* _Saved entries_:
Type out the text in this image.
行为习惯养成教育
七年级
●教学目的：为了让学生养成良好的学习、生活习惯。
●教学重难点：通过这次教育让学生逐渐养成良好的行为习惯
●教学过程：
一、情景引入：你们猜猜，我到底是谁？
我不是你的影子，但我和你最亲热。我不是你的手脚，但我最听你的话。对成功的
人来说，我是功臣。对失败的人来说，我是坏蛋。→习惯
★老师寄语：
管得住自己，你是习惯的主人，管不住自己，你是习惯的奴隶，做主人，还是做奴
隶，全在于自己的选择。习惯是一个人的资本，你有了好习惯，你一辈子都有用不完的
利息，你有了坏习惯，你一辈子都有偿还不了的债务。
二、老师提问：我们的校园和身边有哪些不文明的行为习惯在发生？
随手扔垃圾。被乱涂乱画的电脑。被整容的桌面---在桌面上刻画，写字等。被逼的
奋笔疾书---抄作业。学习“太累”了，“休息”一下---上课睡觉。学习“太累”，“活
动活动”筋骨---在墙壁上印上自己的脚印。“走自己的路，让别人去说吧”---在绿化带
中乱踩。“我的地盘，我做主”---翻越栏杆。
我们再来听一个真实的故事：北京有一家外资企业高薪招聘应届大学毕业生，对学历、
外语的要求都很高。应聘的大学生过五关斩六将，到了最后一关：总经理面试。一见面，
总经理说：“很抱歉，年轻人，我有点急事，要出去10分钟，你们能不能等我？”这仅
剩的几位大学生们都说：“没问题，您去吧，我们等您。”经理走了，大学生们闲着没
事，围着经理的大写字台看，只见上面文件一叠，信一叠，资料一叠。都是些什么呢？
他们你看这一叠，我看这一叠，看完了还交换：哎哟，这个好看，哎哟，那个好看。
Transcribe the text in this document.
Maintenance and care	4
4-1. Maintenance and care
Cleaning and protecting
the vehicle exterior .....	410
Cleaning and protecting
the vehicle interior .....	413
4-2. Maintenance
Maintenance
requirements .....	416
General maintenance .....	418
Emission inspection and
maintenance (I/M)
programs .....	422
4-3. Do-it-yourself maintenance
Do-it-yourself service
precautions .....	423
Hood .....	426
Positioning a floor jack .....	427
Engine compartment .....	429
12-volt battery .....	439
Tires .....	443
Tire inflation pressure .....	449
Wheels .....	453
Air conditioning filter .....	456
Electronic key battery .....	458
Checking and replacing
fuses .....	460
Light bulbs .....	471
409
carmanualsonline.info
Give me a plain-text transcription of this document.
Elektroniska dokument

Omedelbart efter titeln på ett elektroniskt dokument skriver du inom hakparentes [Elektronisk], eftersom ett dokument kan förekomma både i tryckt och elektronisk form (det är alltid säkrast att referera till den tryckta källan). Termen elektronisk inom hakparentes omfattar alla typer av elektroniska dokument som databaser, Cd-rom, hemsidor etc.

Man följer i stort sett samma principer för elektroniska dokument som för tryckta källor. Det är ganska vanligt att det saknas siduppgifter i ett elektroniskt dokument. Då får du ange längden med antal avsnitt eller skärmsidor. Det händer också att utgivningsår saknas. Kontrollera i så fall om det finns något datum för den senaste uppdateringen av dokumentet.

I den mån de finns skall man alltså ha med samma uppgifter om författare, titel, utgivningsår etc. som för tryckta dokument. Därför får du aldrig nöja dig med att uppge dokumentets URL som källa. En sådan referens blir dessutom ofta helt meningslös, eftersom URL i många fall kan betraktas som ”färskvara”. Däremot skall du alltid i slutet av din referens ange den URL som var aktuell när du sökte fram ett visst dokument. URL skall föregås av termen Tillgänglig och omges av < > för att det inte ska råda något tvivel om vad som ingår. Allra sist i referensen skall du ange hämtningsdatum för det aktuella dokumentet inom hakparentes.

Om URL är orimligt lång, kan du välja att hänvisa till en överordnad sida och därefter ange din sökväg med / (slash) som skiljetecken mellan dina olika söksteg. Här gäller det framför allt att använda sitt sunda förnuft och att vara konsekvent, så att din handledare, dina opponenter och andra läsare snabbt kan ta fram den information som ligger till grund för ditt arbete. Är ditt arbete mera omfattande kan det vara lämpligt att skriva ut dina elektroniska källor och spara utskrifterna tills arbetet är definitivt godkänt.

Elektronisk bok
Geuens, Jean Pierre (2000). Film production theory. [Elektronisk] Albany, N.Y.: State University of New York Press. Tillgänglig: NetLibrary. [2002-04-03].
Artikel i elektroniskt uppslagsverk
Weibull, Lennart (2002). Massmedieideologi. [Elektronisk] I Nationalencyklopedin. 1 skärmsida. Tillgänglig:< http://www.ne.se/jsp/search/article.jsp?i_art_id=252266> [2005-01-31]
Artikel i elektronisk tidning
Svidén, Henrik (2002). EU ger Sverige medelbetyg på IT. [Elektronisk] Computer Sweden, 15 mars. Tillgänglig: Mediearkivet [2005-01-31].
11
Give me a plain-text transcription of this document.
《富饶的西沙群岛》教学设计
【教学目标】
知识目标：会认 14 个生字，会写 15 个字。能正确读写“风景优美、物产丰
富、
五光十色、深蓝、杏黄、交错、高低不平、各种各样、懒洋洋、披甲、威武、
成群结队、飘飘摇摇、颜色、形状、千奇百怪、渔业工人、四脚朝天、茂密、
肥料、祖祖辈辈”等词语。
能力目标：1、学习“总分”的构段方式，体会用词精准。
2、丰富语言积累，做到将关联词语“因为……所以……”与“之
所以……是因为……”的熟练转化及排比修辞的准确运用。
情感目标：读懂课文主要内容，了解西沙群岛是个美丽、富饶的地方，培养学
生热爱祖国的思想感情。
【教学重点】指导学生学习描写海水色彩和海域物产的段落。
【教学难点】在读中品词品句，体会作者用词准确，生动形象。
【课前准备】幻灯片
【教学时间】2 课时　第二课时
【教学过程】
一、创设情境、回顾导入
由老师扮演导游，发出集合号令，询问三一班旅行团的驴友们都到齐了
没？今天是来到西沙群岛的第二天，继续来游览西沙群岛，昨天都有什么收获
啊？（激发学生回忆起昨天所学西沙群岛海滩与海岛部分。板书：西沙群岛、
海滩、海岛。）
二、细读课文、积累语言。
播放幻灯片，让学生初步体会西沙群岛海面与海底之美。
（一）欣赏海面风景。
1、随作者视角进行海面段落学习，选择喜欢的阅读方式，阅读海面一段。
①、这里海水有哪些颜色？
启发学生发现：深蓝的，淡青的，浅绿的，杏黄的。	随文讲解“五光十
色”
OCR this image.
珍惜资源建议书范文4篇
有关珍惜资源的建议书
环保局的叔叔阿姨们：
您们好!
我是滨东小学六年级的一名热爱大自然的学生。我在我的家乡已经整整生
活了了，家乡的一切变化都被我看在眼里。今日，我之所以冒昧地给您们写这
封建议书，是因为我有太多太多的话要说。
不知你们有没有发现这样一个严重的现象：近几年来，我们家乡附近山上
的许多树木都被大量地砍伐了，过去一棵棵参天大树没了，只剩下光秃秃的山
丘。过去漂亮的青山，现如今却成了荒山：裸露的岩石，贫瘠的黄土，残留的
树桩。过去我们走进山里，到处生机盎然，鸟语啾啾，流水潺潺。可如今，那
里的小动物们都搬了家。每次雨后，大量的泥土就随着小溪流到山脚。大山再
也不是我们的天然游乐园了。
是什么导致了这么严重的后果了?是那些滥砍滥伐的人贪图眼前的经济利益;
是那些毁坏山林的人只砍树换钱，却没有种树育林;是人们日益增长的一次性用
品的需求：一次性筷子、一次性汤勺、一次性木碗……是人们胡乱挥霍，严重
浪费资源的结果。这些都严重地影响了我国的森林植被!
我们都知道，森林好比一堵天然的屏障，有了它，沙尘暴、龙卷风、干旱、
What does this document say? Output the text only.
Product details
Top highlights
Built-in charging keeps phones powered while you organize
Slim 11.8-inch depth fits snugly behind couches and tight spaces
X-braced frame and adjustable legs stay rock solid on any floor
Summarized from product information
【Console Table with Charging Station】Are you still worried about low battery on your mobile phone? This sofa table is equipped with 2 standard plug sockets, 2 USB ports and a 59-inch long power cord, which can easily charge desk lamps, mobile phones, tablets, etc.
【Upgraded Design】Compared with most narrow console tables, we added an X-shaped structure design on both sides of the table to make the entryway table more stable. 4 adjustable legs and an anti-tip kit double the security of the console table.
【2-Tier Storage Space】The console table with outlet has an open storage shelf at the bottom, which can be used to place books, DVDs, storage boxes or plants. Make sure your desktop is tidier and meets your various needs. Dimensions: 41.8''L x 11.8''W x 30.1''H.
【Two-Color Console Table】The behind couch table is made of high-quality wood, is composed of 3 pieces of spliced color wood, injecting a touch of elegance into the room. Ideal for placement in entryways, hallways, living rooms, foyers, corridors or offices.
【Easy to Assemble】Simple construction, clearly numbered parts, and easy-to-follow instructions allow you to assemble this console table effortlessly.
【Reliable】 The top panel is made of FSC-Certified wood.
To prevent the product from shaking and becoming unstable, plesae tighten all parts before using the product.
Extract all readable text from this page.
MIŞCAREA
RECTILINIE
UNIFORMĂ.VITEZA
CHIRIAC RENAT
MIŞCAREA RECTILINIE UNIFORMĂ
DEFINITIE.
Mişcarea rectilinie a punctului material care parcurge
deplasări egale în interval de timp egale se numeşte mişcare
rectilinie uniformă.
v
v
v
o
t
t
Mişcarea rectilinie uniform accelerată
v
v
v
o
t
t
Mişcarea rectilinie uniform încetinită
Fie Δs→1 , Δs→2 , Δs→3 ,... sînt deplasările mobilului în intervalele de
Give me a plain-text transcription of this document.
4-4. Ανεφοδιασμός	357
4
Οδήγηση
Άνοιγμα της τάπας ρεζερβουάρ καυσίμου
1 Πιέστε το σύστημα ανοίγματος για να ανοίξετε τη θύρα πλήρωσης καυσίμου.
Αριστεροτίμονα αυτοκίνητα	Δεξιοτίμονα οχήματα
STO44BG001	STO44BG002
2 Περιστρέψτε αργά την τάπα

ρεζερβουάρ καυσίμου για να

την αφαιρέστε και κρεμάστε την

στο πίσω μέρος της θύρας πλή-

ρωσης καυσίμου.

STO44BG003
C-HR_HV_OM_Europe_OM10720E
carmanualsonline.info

* _Your objective_: Look through the listing above. Pick out each line with "alltid" and copy it.

* _Correct response_:
Omedelbart efter titeln på ett elektroniskt dokument skriver du inom hakparentes [Elektronisk], eftersom ett dokument kan förekomma både i tryckt och elektronisk form (det är alltid säkrast att referera till den tryckta källan). Termen elektronisk inom hakparentes omfattar alla typer av elektroniska dokument som databaser, Cd-rom, hemsidor etc.
I den mån de finns skall man alltså ha med samma uppgifter om författare, titel, utgivningsår etc. som för tryckta dokument. Därför får du aldrig nöja dig med att uppge dokumentets URL som källa. En sådan referens blir dessutom ofta helt meningslös, eftersom URL i många fall kan betraktas som ”färskvara”. Däremot skall du alltid i slutet av din referens ange den URL som var aktuell när du sökte fram ett visst dokument. URL skall föregås av termen Tillgänglig och omges av < > för att det inte ska råda något tvivel om vad som ingår. Allra sist i referensen skall du ange hämtningsdatum för det aktuella dokumentet inom hakparentes.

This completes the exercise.